*Dataset rows of page text*:
--*--

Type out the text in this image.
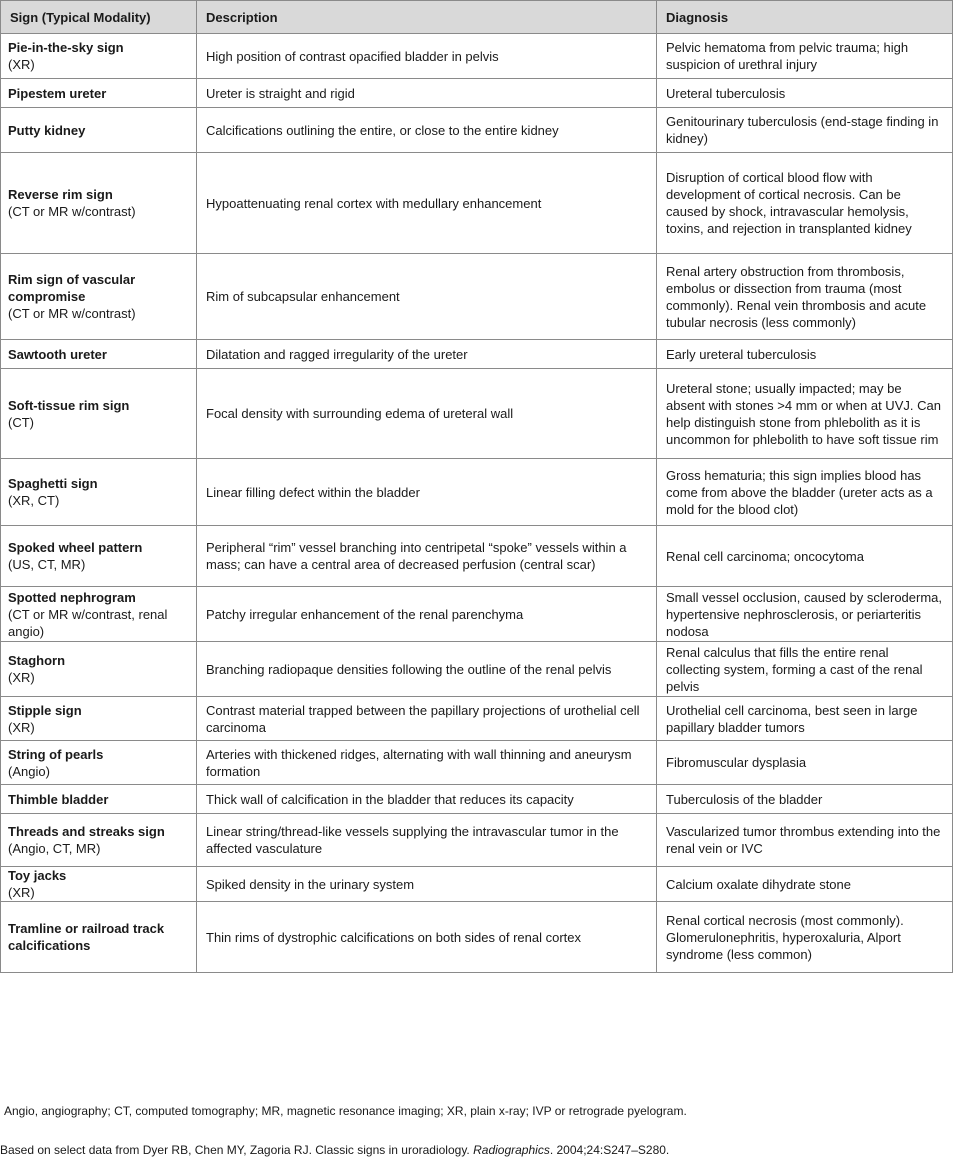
Sign (Typical Modality)	Description	Diagnosis

Pie-in-the-sky sign
(XR)	High position of contrast opacified bladder in pelvis	Pelvic hematoma from pelvic trauma; high suspicion of urethral injury

Pipestem ureter	Ureter is straight and rigid	Ureteral tuberculosis

Putty kidney	Calcifications outlining the entire, or close to the entire kidney	Genitourinary tuberculosis (end-stage finding in kidney)

Reverse rim sign
(CT or MR w/contrast)	Hypoattenuating renal cortex with medullary enhancement	Disruption of cortical blood flow with development of cortical necrosis. Can be caused by shock, intravascular hemolysis, toxins, and rejection in transplanted kidney

Rim sign of vascular compromise
(CT or MR w/contrast)	Rim of subcapsular enhancement	Renal artery obstruction from thrombosis, embolus or dissection from trauma (most commonly). Renal vein thrombosis and acute tubular necrosis (less commonly)

Sawtooth ureter	Dilatation and ragged irregularity of the ureter	Early ureteral tuberculosis

Soft-tissue rim sign
(CT)	Focal density with surrounding edema of ureteral wall	Ureteral stone; usually impacted; may be absent with stones >4 mm or when at UVJ. Can help distinguish stone from phlebolith as it is uncommon for phlebolith to have soft tissue rim

Spaghetti sign
(XR, CT)	Linear filling defect within the bladder	Gross hematuria; this sign implies blood has come from above the bladder (ureter acts as a mold for the blood clot)

Spoked wheel pattern
(US, CT, MR)	Peripheral “rim” vessel branching into centripetal “spoke” vessels within a mass; can have a central area of decreased perfusion (central scar)	Renal cell carcinoma; oncocytoma

Spotted nephrogram
(CT or MR w/contrast, renal angio)	Patchy irregular enhancement of the renal parenchyma	Small vessel occlusion, caused by scleroderma, hypertensive nephrosclerosis, or periarteritis nodosa

Staghorn
(XR)	Branching radiopaque densities following the outline of the renal pelvis	Renal calculus that fills the entire renal collecting system, forming a cast of the renal pelvis

Stipple sign
(XR)	Contrast material trapped between the papillary projections of urothelial cell carcinoma	Urothelial cell carcinoma, best seen in large papillary bladder tumors

String of pearls
(Angio)	Arteries with thickened ridges, alternating with wall thinning and aneurysm formation	Fibromuscular dysplasia

Thimble bladder	Thick wall of calcification in the bladder that reduces its capacity	Tuberculosis of the bladder

Threads and streaks sign
(Angio, CT, MR)	Linear string/thread-like vessels supplying the intravascular tumor in the affected vasculature	Vascularized tumor thrombus extending into the renal vein or IVC

Toy jacks
(XR)	Spiked density in the urinary system	Calcium oxalate dihydrate stone

Tramline or railroad track calcifications	Thin rims of dystrophic calcifications on both sides of renal cortex	Renal cortical necrosis (most commonly). Glomerulonephritis, hyperoxaluria, Alport syndrome (less common)
Angio, angiography; CT, computed tomography; MR, magnetic resonance imaging; XR, plain x-ray; IVP or retrograde pyelogram.
Based on select data from Dyer RB, Chen MY, Zagoria RJ. Classic signs in uroradiology. Radiographics. 2004;24:S247–S280.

--*--

*EXERCISE OBJECTIVE*:
Take the data above and repeat it exactly, leaving each picture out.

*TASK OUTPUT*:
Type out the text in this image.
Sign (Typical Modality)	Description	Diagnosis

Pie-in-the-sky sign
(XR)	High position of contrast opacified bladder in pelvis	Pelvic hematoma from pelvic trauma; high suspicion of urethral injury

Pipestem ureter	Ureter is straight and rigid	Ureteral tuberculosis

Putty kidney	Calcifications outlining the entire, or close to the entire kidney	Genitourinary tuberculosis (end-stage finding in kidney)

Reverse rim sign
(CT or MR w/contrast)	Hypoattenuating renal cortex with medullary enhancement	Disruption of cortical blood flow with development of cortical necrosis. Can be caused by shock, intravascular hemolysis, toxins, and rejection in transplanted kidney

Rim sign of vascular compromise
(CT or MR w/contrast)	Rim of subcapsular enhancement	Renal artery obstruction from thrombosis, embolus or dissection from trauma (most commonly). Renal vein thrombosis and acute tubular necrosis (less commonly)

Sawtooth ureter	Dilatation and ragged irregularity of the ureter	Early ureteral tuberculosis

Soft-tissue rim sign
(CT)	Focal density with surrounding edema of ureteral wall	Ureteral stone; usually impacted; may be absent with stones >4 mm or when at UVJ. Can help distinguish stone from phlebolith as it is uncommon for phlebolith to have soft tissue rim

Spaghetti sign
(XR, CT)	Linear filling defect within the bladder	Gross hematuria; this sign implies blood has come from above the bladder (ureter acts as a mold for the blood clot)

Spoked wheel pattern
(US, CT, MR)	Peripheral “rim” vessel branching into centripetal “spoke” vessels within a mass; can have a central area of decreased perfusion (central scar)	Renal cell carcinoma; oncocytoma

Spotted nephrogram
(CT or MR w/contrast, renal angio)	Patchy irregular enhancement of the renal parenchyma	Small vessel occlusion, caused by scleroderma, hypertensive nephrosclerosis, or periarteritis nodosa

Staghorn
(XR)	Branching radiopaque densities following the outline of the renal pelvis	Renal calculus that fills the entire renal collecting system, forming a cast of the renal pelvis

Stipple sign
(XR)	Contrast material trapped between the papillary projections of urothelial cell carcinoma	Urothelial cell carcinoma, best seen in large papillary bladder tumors

String of pearls
(Angio)	Arteries with thickened ridges, alternating with wall thinning and aneurysm formation	Fibromuscular dysplasia

Thimble bladder	Thick wall of calcification in the bladder that reduces its capacity	Tuberculosis of the bladder

Threads and streaks sign
(Angio, CT, MR)	Linear string/thread-like vessels supplying the intravascular tumor in the affected vasculature	Vascularized tumor thrombus extending into the renal vein or IVC

Toy jacks
(XR)	Spiked density in the urinary system	Calcium oxalate dihydrate stone

Tramline or railroad track calcifications	Thin rims of dystrophic calcifications on both sides of renal cortex	Renal cortical necrosis (most commonly). Glomerulonephritis, hyperoxaluria, Alport syndrome (less common)
Angio, angiography; CT, computed tomography; MR, magnetic resonance imaging; XR, plain x-ray; IVP or retrograde pyelogram.
Based on select data from Dyer RB, Chen MY, Zagoria RJ. Classic signs in uroradiology. Radiographics. 2004;24:S247–S280.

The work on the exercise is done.